** Items **
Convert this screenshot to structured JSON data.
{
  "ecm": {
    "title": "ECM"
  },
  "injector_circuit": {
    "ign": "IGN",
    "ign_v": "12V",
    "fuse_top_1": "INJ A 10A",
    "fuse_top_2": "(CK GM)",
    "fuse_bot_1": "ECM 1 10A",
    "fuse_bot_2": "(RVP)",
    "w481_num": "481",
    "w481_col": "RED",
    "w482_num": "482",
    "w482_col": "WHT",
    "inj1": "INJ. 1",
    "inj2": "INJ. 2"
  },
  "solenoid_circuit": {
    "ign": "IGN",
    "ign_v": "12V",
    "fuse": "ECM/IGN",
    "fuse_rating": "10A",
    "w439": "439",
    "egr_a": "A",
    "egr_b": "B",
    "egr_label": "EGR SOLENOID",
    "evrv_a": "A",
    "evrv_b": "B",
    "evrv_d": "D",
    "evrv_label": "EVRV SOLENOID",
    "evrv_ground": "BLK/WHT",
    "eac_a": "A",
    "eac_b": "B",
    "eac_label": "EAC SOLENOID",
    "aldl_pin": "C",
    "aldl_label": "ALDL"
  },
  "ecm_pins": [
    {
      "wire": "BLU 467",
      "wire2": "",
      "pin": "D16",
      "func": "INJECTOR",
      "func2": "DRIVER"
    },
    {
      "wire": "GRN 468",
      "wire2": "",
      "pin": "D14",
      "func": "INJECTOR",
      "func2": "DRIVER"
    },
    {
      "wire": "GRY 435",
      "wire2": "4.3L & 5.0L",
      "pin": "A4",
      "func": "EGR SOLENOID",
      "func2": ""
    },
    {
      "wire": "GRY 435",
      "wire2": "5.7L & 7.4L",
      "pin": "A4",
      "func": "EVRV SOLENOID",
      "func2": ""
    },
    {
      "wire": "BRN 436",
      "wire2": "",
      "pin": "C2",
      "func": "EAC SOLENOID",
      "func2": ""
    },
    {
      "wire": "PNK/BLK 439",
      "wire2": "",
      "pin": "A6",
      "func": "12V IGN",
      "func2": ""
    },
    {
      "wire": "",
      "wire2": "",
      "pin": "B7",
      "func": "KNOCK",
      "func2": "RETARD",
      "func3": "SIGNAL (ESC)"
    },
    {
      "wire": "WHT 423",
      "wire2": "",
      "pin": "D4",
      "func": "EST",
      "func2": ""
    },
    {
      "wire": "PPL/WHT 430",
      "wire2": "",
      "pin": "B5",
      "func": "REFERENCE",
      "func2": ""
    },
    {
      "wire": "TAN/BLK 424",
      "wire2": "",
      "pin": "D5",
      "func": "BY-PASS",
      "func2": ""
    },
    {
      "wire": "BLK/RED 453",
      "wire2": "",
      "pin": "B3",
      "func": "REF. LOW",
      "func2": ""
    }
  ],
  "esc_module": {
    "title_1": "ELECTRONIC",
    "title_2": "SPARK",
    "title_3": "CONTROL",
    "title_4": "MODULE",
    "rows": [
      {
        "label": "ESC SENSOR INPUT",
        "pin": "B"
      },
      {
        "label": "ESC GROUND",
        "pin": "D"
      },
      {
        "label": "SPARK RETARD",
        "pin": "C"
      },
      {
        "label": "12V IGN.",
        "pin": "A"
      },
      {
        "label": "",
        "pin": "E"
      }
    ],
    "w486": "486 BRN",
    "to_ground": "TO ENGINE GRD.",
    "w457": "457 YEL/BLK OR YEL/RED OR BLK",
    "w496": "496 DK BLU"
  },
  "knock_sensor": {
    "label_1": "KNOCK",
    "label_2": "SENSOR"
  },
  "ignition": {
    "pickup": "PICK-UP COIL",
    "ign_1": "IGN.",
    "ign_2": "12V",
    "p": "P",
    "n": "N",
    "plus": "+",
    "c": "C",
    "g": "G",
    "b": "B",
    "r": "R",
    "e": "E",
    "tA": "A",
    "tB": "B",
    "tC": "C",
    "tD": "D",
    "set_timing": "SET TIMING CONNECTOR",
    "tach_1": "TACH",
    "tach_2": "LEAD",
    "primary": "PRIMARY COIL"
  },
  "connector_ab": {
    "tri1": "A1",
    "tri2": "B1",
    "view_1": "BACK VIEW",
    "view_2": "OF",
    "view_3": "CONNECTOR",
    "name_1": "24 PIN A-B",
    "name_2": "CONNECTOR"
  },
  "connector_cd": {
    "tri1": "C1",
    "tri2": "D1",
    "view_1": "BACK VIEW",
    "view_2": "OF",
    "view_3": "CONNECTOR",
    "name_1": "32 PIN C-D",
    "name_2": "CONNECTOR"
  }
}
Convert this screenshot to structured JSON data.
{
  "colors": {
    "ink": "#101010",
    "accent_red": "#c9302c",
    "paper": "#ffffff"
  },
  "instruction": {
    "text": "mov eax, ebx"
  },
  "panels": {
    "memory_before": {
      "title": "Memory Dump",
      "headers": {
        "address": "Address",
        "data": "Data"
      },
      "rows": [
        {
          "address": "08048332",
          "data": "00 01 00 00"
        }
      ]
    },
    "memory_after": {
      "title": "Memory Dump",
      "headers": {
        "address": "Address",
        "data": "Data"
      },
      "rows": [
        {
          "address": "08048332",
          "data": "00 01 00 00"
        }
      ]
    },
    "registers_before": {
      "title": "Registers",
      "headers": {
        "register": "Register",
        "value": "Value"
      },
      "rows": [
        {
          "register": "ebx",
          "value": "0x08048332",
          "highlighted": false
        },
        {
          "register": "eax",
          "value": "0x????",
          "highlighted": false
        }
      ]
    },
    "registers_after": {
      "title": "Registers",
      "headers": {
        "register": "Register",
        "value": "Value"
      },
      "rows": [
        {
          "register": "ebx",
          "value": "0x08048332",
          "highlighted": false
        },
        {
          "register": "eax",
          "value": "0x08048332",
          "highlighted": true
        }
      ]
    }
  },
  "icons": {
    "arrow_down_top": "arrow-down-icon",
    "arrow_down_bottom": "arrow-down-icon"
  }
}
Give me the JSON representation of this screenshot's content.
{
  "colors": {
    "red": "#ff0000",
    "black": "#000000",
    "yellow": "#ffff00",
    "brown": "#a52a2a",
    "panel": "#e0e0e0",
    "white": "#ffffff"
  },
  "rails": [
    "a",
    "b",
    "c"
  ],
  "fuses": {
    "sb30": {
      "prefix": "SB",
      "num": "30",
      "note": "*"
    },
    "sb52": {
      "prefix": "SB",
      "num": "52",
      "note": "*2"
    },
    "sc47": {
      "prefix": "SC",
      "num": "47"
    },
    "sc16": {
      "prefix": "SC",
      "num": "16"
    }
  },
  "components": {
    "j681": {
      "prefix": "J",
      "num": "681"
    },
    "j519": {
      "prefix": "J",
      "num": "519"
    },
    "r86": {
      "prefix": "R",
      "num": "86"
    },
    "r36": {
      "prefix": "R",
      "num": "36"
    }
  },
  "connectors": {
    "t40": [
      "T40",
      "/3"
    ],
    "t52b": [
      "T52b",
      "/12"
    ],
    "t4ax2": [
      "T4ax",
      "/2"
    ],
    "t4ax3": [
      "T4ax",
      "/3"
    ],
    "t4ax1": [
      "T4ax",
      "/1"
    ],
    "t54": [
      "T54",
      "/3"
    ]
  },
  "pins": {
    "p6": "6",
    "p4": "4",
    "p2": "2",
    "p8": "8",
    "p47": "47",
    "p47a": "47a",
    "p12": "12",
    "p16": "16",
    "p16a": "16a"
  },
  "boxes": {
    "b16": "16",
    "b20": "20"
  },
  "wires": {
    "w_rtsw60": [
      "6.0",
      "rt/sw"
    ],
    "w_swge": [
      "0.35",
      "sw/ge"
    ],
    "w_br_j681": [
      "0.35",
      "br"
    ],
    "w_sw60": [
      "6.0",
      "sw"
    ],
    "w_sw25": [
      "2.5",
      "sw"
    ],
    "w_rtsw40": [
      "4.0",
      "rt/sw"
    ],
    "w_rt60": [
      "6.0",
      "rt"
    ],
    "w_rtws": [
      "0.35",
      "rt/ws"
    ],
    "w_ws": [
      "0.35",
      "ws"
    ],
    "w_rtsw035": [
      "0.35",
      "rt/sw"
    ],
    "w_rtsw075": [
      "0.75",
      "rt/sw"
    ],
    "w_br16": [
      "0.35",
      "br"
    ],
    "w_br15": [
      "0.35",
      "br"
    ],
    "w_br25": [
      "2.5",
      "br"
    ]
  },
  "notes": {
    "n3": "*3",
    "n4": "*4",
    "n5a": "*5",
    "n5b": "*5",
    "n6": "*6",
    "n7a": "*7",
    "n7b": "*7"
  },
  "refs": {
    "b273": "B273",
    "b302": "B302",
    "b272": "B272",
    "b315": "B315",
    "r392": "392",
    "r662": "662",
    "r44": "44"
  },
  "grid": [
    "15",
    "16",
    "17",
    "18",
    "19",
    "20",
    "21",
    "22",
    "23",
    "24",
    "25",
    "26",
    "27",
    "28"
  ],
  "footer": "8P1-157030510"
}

** Task directions **
Consider the entries above and return each line with the string "down".

** Final result **
    "arrow_down_top": "arrow-down-icon",
    "arrow_down_bottom": "arrow-down-icon"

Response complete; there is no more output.